| Task requirements |
Within the records below, how many lines hold the string "Gebrauch"? State that number and nothing else.

| Data supplied |

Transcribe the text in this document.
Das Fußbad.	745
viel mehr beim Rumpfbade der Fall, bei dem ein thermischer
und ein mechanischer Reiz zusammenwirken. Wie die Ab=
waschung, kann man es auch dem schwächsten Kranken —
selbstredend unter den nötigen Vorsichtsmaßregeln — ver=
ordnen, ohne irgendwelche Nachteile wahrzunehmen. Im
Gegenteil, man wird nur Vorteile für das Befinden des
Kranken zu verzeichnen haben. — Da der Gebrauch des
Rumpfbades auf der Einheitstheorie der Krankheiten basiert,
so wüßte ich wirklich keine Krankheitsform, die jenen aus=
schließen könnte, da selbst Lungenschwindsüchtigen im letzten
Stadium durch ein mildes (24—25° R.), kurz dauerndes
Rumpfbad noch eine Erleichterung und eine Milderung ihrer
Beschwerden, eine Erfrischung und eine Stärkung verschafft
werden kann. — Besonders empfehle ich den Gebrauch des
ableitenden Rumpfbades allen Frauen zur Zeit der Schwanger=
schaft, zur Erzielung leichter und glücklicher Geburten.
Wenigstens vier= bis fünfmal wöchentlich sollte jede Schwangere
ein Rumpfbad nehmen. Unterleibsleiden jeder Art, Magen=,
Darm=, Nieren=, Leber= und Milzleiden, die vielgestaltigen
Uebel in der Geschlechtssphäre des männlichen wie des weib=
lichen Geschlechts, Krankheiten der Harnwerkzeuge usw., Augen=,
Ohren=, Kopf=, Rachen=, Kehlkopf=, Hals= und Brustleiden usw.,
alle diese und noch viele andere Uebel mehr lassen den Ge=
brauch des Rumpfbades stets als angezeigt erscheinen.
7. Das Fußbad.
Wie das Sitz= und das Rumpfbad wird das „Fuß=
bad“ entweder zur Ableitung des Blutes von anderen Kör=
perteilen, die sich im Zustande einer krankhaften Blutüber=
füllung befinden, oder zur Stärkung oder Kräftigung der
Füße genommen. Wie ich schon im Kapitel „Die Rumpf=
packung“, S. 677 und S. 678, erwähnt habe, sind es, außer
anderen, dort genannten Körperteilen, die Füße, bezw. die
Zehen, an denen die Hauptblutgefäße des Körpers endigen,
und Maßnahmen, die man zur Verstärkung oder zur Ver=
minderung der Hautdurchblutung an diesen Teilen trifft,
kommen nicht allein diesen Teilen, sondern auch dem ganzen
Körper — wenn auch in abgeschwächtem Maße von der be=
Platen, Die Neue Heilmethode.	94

| Answer to this task |
2